▶ SHORT EXERCISE
Copy out all the entries word for word.

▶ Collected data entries
^^^^^^^^
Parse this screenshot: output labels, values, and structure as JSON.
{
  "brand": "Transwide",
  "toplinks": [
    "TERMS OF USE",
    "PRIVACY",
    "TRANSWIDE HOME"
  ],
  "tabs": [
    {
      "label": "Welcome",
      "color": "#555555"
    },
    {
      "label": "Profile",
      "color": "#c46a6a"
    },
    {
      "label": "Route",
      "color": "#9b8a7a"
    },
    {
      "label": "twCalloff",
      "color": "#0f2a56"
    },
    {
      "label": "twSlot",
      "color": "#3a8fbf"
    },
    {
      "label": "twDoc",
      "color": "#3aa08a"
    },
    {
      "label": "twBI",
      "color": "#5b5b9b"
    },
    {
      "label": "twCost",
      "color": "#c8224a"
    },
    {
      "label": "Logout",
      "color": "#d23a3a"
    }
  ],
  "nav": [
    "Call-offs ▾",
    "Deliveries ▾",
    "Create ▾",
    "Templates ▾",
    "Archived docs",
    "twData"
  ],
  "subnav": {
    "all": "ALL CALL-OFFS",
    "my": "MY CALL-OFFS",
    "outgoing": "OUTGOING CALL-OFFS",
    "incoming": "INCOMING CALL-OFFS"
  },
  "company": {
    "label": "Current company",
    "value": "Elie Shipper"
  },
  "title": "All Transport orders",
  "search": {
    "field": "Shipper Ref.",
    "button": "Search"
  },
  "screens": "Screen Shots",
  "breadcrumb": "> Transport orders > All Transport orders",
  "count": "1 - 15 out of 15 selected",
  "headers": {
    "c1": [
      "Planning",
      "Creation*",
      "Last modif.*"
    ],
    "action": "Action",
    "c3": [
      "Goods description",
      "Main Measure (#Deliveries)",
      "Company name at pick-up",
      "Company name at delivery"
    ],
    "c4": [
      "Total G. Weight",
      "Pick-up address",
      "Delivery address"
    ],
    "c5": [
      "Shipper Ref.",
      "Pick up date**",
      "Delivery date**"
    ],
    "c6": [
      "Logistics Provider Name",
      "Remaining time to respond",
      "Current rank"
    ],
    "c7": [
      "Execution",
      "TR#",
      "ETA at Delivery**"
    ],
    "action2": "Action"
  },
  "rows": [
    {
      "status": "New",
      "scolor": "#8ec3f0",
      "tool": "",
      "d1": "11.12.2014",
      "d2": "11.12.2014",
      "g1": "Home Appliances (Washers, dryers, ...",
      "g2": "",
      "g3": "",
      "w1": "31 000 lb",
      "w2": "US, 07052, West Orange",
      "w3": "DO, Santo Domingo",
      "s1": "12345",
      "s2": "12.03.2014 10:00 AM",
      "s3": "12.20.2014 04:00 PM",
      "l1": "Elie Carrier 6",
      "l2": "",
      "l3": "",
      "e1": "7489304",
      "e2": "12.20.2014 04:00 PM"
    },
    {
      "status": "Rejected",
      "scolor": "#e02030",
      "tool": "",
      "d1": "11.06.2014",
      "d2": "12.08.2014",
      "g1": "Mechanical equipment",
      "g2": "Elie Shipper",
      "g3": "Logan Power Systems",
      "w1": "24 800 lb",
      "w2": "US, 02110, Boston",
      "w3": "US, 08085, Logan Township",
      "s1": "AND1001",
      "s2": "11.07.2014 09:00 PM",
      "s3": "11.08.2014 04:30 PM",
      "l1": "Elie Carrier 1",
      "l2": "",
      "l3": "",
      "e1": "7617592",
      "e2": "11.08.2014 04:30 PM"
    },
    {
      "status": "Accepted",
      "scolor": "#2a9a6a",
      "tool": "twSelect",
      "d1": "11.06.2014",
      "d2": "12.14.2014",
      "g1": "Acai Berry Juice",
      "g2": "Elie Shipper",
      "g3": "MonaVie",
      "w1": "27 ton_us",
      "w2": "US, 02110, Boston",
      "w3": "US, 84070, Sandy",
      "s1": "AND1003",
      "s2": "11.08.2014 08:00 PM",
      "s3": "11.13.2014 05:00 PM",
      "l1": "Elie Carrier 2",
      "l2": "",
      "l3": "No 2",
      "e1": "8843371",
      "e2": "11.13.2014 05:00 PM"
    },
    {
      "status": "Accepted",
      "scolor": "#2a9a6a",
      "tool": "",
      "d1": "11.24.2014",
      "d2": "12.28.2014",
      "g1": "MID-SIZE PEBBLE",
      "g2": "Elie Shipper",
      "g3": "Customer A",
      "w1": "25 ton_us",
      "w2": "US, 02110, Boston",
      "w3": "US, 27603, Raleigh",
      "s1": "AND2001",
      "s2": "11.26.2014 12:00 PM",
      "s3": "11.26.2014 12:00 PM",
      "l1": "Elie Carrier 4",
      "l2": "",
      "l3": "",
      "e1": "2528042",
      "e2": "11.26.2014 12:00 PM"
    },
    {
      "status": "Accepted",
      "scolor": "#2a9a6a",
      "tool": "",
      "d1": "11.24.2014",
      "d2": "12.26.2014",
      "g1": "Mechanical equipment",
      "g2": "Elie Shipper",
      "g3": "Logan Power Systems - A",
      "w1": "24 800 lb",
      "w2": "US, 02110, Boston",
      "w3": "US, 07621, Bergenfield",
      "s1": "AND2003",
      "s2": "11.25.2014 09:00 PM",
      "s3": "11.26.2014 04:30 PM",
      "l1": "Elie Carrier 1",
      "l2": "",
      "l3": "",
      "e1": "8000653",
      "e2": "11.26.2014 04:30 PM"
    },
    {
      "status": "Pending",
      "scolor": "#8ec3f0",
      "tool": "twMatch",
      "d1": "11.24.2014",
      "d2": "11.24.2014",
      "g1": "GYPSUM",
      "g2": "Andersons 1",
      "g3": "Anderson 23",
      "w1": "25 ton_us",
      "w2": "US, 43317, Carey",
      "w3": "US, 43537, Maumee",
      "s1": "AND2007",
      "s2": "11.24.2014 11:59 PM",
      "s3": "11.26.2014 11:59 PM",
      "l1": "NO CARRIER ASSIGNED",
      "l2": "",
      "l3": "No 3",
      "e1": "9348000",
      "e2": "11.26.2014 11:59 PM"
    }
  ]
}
^^^^^^^^
▶ EXERCISE RESPONSE
Parse this screenshot: output labels, values, and structure as JSON.
{
  "brand": "Transwide",
  "toplinks": [
    "TERMS OF USE",
    "PRIVACY",
    "TRANSWIDE HOME"
  ],
  "tabs": [
    {
      "label": "Welcome",
      "color": "#555555"
    },
    {
      "label": "Profile",
      "color": "#c46a6a"
    },
    {
      "label": "Route",
      "color": "#9b8a7a"
    },
    {
      "label": "twCalloff",
      "color": "#0f2a56"
    },
    {
      "label": "twSlot",
      "color": "#3a8fbf"
    },
    {
      "label": "twDoc",
      "color": "#3aa08a"
    },
    {
      "label": "twBI",
      "color": "#5b5b9b"
    },
    {
      "label": "twCost",
      "color": "#c8224a"
    },
    {
      "label": "Logout",
      "color": "#d23a3a"
    }
  ],
  "nav": [
    "Call-offs ▾",
    "Deliveries ▾",
    "Create ▾",
    "Templates ▾",
    "Archived docs",
    "twData"
  ],
  "subnav": {
    "all": "ALL CALL-OFFS",
    "my": "MY CALL-OFFS",
    "outgoing": "OUTGOING CALL-OFFS",
    "incoming": "INCOMING CALL-OFFS"
  },
  "company": {
    "label": "Current company",
    "value": "Elie Shipper"
  },
  "title": "All Transport orders",
  "search": {
    "field": "Shipper Ref.",
    "button": "Search"
  },
  "screens": "Screen Shots",
  "breadcrumb": "> Transport orders > All Transport orders",
  "count": "1 - 15 out of 15 selected",
  "headers": {
    "c1": [
      "Planning",
      "Creation*",
      "Last modif.*"
    ],
    "action": "Action",
    "c3": [
      "Goods description",
      "Main Measure (#Deliveries)",
      "Company name at pick-up",
      "Company name at delivery"
    ],
    "c4": [
      "Total G. Weight",
      "Pick-up address",
      "Delivery address"
    ],
    "c5": [
      "Shipper Ref.",
      "Pick up date**",
      "Delivery date**"
    ],
    "c6": [
      "Logistics Provider Name",
      "Remaining time to respond",
      "Current rank"
    ],
    "c7": [
      "Execution",
      "TR#",
      "ETA at Delivery**"
    ],
    "action2": "Action"
  },
  "rows": [
    {
      "status": "New",
      "scolor": "#8ec3f0",
      "tool": "",
      "d1": "11.12.2014",
      "d2": "11.12.2014",
      "g1": "Home Appliances (Washers, dryers, ...",
      "g2": "",
      "g3": "",
      "w1": "31 000 lb",
      "w2": "US, 07052, West Orange",
      "w3": "DO, Santo Domingo",
      "s1": "12345",
      "s2": "12.03.2014 10:00 AM",
      "s3": "12.20.2014 04:00 PM",
      "l1": "Elie Carrier 6",
      "l2": "",
      "l3": "",
      "e1": "7489304",
      "e2": "12.20.2014 04:00 PM"
    },
    {
      "status": "Rejected",
      "scolor": "#e02030",
      "tool": "",
      "d1": "11.06.2014",
      "d2": "12.08.2014",
      "g1": "Mechanical equipment",
      "g2": "Elie Shipper",
      "g3": "Logan Power Systems",
      "w1": "24 800 lb",
      "w2": "US, 02110, Boston",
      "w3": "US, 08085, Logan Township",
      "s1": "AND1001",
      "s2": "11.07.2014 09:00 PM",
      "s3": "11.08.2014 04:30 PM",
      "l1": "Elie Carrier 1",
      "l2": "",
      "l3": "",
      "e1": "7617592",
      "e2": "11.08.2014 04:30 PM"
    },
    {
      "status": "Accepted",
      "scolor": "#2a9a6a",
      "tool": "twSelect",
      "d1": "11.06.2014",
      "d2": "12.14.2014",
      "g1": "Acai Berry Juice",
      "g2": "Elie Shipper",
      "g3": "MonaVie",
      "w1": "27 ton_us",
      "w2": "US, 02110, Boston",
      "w3": "US, 84070, Sandy",
      "s1": "AND1003",
      "s2": "11.08.2014 08:00 PM",
      "s3": "11.13.2014 05:00 PM",
      "l1": "Elie Carrier 2",
      "l2": "",
      "l3": "No 2",
      "e1": "8843371",
      "e2": "11.13.2014 05:00 PM"
    },
    {
      "status": "Accepted",
      "scolor": "#2a9a6a",
      "tool": "",
      "d1": "11.24.2014",
      "d2": "12.28.2014",
      "g1": "MID-SIZE PEBBLE",
      "g2": "Elie Shipper",
      "g3": "Customer A",
      "w1": "25 ton_us",
      "w2": "US, 02110, Boston",
      "w3": "US, 27603, Raleigh",
      "s1": "AND2001",
      "s2": "11.26.2014 12:00 PM",
      "s3": "11.26.2014 12:00 PM",
      "l1": "Elie Carrier 4",
      "l2": "",
      "l3": "",
      "e1": "2528042",
      "e2": "11.26.2014 12:00 PM"
    },
    {
      "status": "Accepted",
      "scolor": "#2a9a6a",
      "tool": "",
      "d1": "11.24.2014",
      "d2": "12.26.2014",
      "g1": "Mechanical equipment",
      "g2": "Elie Shipper",
      "g3": "Logan Power Systems - A",
      "w1": "24 800 lb",
      "w2": "US, 02110, Boston",
      "w3": "US, 07621, Bergenfield",
      "s1": "AND2003",
      "s2": "11.25.2014 09:00 PM",
      "s3": "11.26.2014 04:30 PM",
      "l1": "Elie Carrier 1",
      "l2": "",
      "l3": "",
      "e1": "8000653",
      "e2": "11.26.2014 04:30 PM"
    },
    {
      "status": "Pending",
      "scolor": "#8ec3f0",
      "tool": "twMatch",
      "d1": "11.24.2014",
      "d2": "11.24.2014",
      "g1": "GYPSUM",
      "g2": "Andersons 1",
      "g3": "Anderson 23",
      "w1": "25 ton_us",
      "w2": "US, 43317, Carey",
      "w3": "US, 43537, Maumee",
      "s1": "AND2007",
      "s2": "11.24.2014 11:59 PM",
      "s3": "11.26.2014 11:59 PM",
      "l1": "NO CARRIER ASSIGNED",
      "l2": "",
      "l3": "No 3",
      "e1": "9348000",
      "e2": "11.26.2014 11:59 PM"
    }
  ]
}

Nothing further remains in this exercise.